- **WHAT YOU ARE ASKED TO DO**: Review the listing and copy each line that holds the word "wheels".
** START INFORMATION GIVEN **
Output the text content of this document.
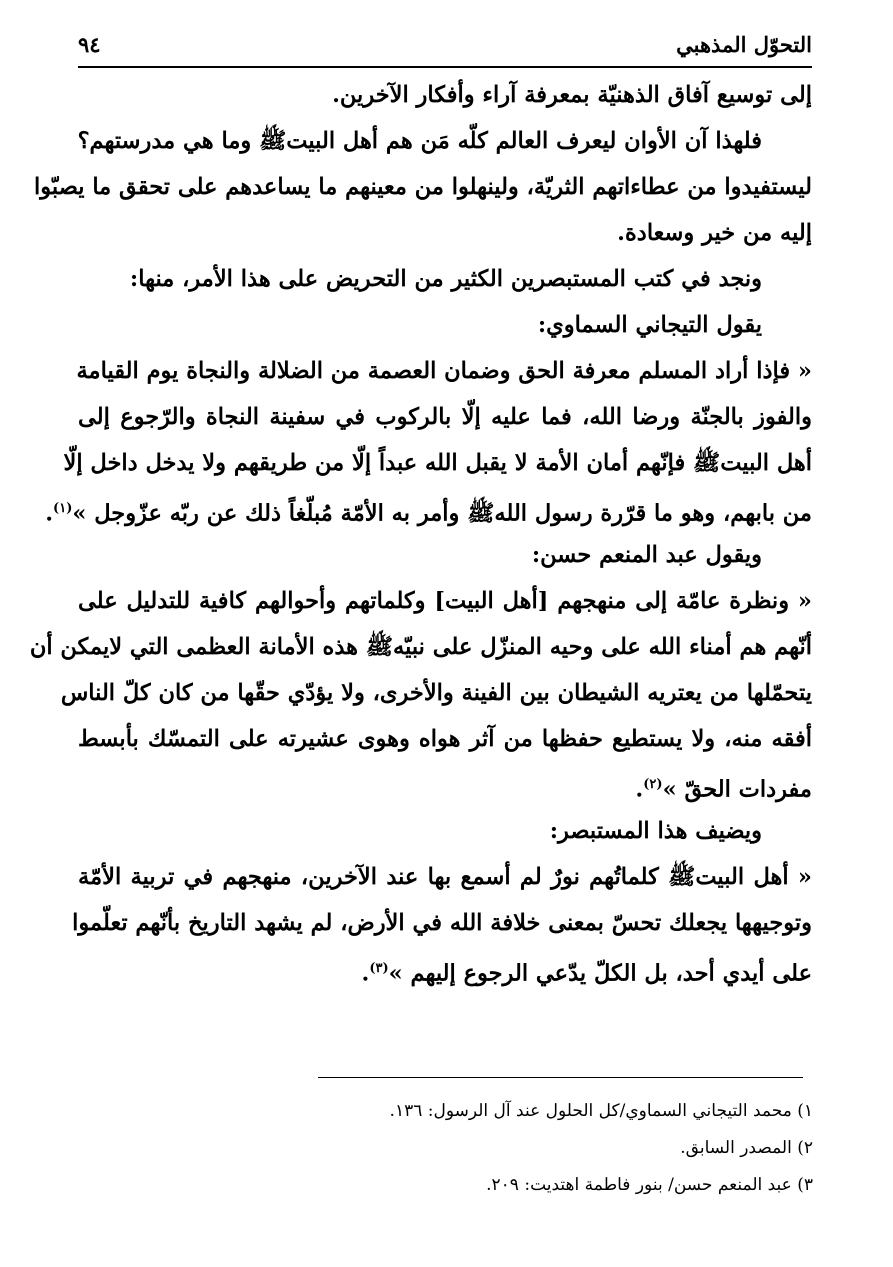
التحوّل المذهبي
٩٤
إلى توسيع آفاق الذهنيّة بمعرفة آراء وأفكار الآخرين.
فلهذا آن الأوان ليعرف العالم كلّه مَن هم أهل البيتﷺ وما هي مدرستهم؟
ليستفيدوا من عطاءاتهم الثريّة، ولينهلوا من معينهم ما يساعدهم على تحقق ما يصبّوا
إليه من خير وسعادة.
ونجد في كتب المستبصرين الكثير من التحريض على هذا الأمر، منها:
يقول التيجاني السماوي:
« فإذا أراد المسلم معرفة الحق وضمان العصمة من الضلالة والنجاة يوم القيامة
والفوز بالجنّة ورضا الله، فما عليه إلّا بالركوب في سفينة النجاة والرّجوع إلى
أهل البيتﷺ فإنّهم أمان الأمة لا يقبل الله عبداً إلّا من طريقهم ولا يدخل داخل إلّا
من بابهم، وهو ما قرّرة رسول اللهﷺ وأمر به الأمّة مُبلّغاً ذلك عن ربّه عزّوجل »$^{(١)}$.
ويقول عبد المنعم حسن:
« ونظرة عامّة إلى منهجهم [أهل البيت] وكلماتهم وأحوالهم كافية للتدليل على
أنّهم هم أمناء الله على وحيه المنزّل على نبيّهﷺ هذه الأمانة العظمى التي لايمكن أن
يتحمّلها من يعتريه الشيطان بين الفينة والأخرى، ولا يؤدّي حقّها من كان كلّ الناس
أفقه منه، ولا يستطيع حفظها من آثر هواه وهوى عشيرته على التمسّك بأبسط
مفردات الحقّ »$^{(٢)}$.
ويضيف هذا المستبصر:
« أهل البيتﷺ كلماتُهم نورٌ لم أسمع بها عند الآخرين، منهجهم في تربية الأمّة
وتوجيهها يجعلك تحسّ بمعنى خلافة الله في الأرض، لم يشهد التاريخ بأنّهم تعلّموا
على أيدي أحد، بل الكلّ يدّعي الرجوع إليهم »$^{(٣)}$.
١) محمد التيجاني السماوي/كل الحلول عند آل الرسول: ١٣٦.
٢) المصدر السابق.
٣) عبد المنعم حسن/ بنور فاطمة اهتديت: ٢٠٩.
** END INFORMATION GIVEN **
** START INFORMATION GIVEN **
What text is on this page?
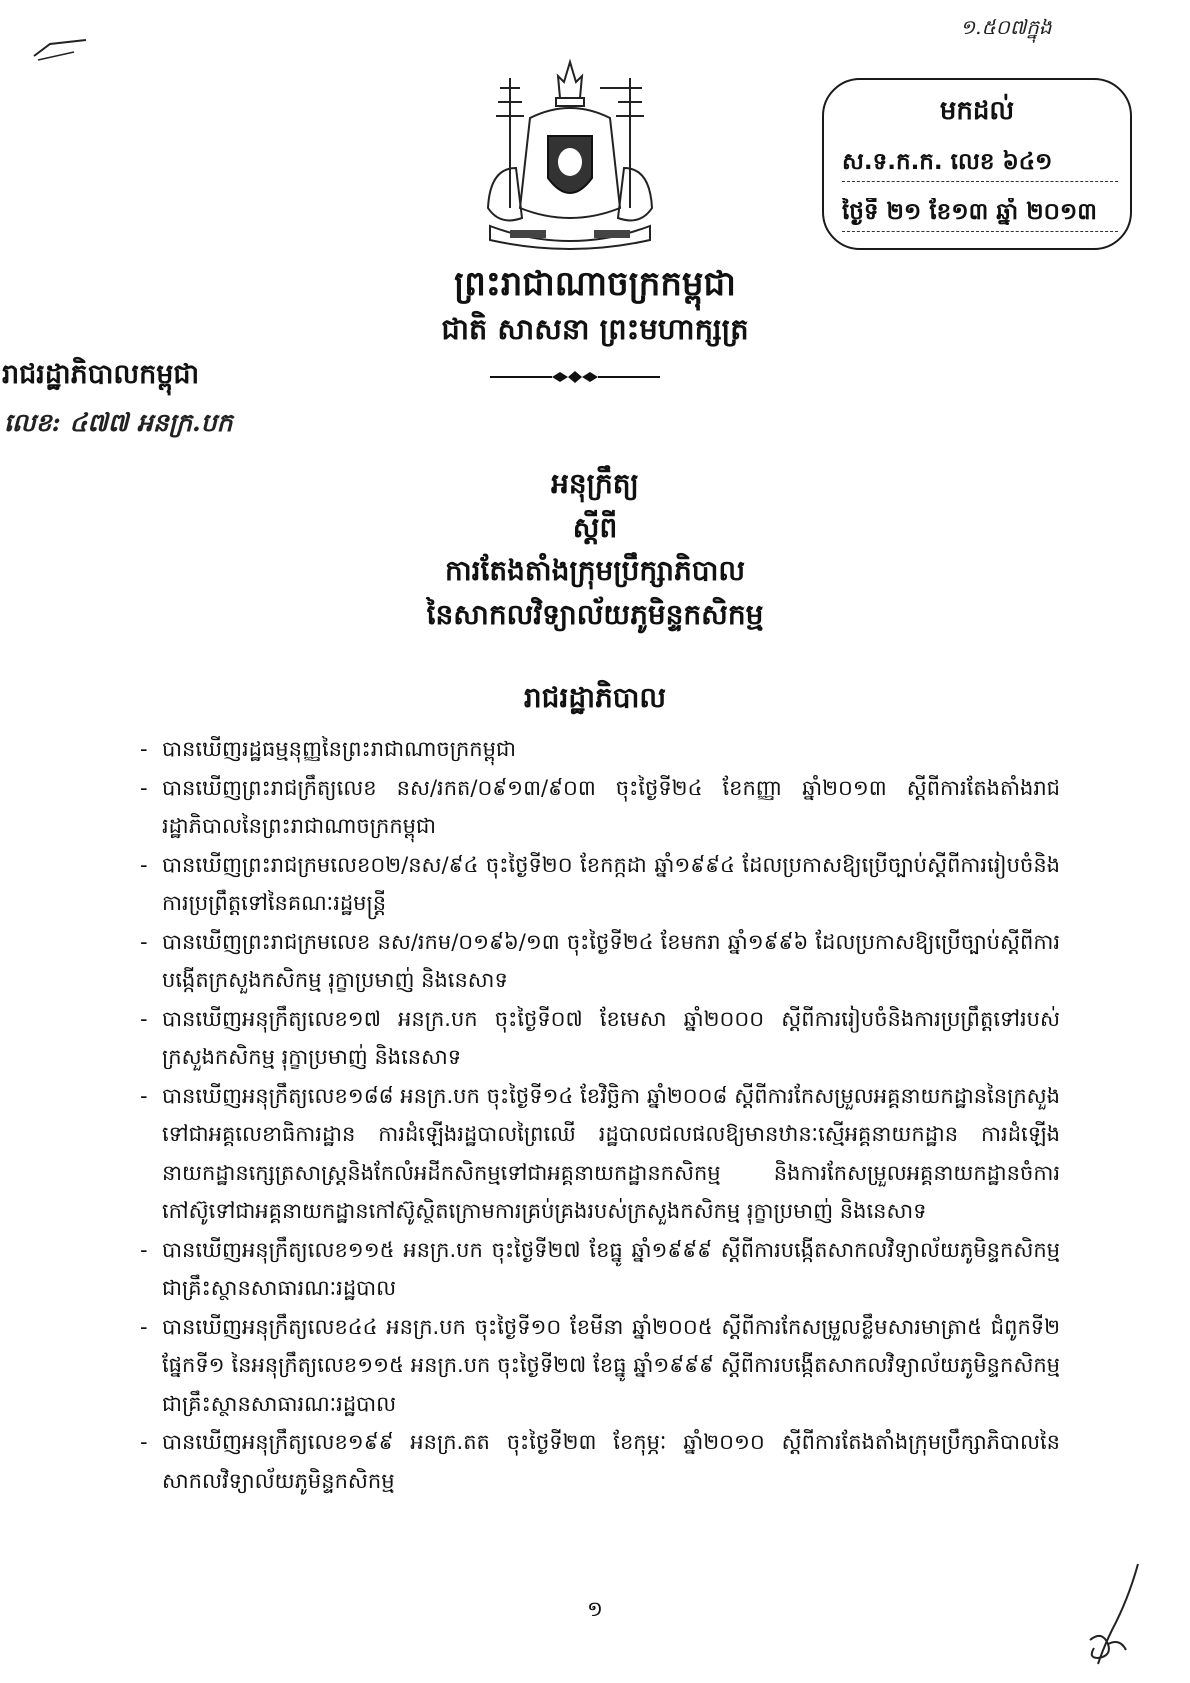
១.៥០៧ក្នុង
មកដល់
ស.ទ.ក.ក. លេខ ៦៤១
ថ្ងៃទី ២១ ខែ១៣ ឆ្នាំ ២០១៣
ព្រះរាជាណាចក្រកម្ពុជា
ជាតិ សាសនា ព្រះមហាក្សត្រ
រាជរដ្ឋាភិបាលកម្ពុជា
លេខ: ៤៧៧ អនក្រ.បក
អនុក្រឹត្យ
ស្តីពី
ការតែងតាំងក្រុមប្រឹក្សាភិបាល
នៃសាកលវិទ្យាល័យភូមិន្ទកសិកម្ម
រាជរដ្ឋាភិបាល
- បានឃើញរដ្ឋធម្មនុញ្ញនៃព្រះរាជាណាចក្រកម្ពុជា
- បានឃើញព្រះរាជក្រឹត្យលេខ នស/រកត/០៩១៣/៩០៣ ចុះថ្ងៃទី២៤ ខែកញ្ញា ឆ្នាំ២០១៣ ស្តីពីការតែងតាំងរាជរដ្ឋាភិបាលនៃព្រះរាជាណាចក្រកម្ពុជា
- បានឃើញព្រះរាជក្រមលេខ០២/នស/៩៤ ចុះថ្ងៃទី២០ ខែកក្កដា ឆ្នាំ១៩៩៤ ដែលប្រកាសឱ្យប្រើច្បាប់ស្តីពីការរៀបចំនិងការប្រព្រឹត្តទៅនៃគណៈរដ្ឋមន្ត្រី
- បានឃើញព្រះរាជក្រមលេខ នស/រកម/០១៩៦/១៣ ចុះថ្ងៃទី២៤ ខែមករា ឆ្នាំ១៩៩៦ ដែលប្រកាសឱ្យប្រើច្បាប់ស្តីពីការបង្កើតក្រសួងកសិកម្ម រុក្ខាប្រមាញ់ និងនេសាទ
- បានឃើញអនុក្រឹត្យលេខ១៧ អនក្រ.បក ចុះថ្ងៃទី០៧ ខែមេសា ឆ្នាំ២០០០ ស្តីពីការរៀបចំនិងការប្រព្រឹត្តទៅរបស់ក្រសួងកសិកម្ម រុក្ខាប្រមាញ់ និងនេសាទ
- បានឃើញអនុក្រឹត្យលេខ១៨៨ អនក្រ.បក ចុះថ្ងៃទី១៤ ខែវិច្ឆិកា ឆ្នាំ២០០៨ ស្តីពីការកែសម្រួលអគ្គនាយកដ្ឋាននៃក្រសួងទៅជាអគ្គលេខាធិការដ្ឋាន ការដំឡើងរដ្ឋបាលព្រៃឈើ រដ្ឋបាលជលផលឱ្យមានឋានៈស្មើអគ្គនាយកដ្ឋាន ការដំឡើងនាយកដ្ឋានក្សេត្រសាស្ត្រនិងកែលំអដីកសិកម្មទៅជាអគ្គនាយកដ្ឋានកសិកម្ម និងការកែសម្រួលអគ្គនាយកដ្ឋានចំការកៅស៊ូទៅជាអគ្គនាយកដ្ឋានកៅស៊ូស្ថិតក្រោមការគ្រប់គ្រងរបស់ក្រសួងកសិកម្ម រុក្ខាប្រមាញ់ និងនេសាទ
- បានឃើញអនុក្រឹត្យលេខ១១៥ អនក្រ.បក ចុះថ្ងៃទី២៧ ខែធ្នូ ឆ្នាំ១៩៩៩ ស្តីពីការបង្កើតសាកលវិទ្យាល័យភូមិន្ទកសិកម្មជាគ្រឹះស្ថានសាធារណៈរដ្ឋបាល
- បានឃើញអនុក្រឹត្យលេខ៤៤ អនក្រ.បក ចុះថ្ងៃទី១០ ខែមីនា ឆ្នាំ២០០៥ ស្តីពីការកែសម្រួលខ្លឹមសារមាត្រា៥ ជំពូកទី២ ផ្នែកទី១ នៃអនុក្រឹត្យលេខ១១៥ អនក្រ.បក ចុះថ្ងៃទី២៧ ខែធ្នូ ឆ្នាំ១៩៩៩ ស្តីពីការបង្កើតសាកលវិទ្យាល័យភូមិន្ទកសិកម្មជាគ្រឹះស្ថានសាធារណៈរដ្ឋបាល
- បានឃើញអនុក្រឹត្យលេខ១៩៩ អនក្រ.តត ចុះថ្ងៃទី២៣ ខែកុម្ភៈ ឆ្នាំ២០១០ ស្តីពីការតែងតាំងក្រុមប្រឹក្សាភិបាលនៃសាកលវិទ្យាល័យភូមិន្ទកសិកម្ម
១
** END INFORMATION GIVEN **
** START INFORMATION GIVEN **
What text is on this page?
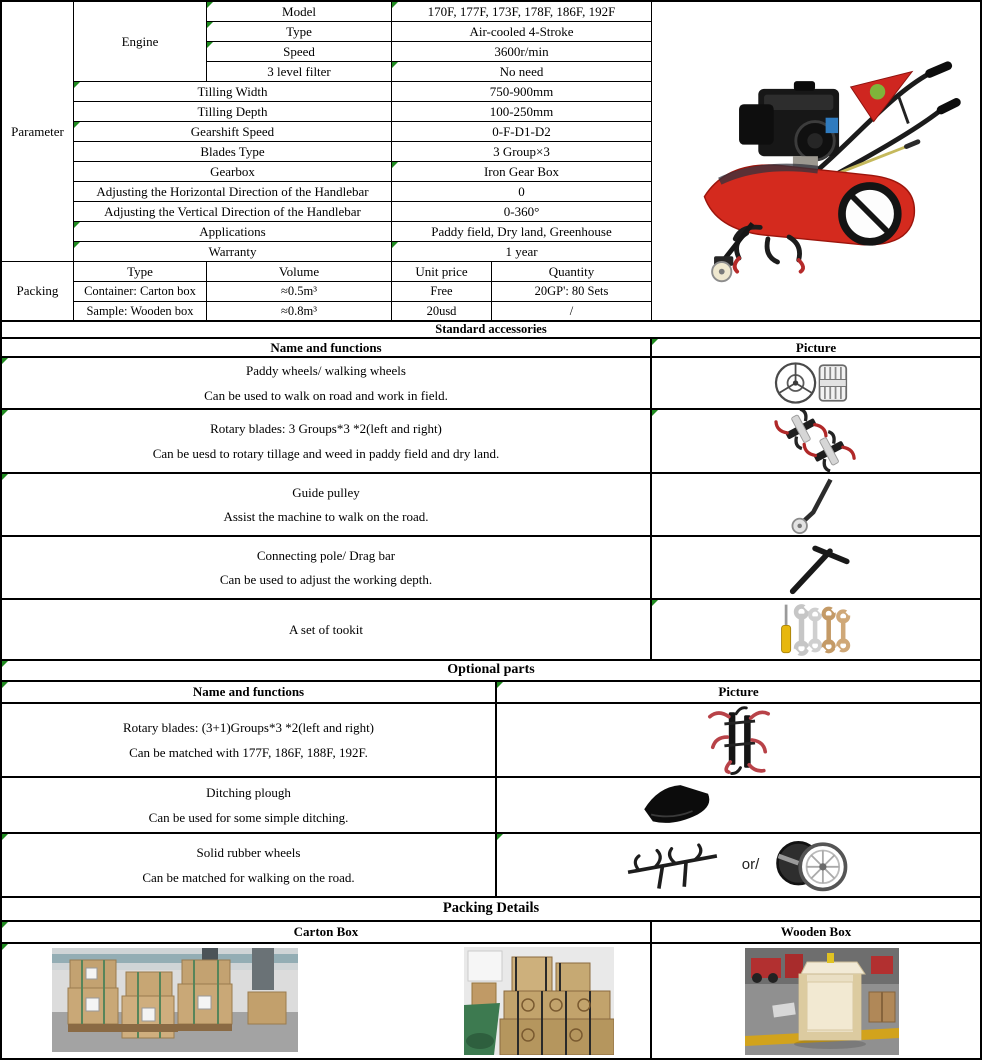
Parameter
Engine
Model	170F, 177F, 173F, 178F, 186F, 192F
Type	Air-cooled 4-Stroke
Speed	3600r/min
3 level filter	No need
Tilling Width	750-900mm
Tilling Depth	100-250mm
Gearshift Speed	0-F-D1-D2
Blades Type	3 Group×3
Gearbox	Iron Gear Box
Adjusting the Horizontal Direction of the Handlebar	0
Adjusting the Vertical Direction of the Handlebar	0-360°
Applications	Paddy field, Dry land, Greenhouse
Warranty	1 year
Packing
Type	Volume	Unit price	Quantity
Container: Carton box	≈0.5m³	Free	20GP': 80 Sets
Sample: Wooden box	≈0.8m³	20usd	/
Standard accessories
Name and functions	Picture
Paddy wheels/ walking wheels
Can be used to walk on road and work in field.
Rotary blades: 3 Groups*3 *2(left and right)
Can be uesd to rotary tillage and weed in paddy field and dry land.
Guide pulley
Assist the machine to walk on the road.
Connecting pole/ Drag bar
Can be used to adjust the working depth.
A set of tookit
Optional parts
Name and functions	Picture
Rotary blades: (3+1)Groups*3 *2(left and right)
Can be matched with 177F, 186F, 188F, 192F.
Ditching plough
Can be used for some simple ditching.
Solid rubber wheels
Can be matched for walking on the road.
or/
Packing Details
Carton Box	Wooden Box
** END INFORMATION GIVEN **
- **SOLUTION TO THIS PROBLEM**:
Paddy wheels/ walking wheels
Solid rubber wheels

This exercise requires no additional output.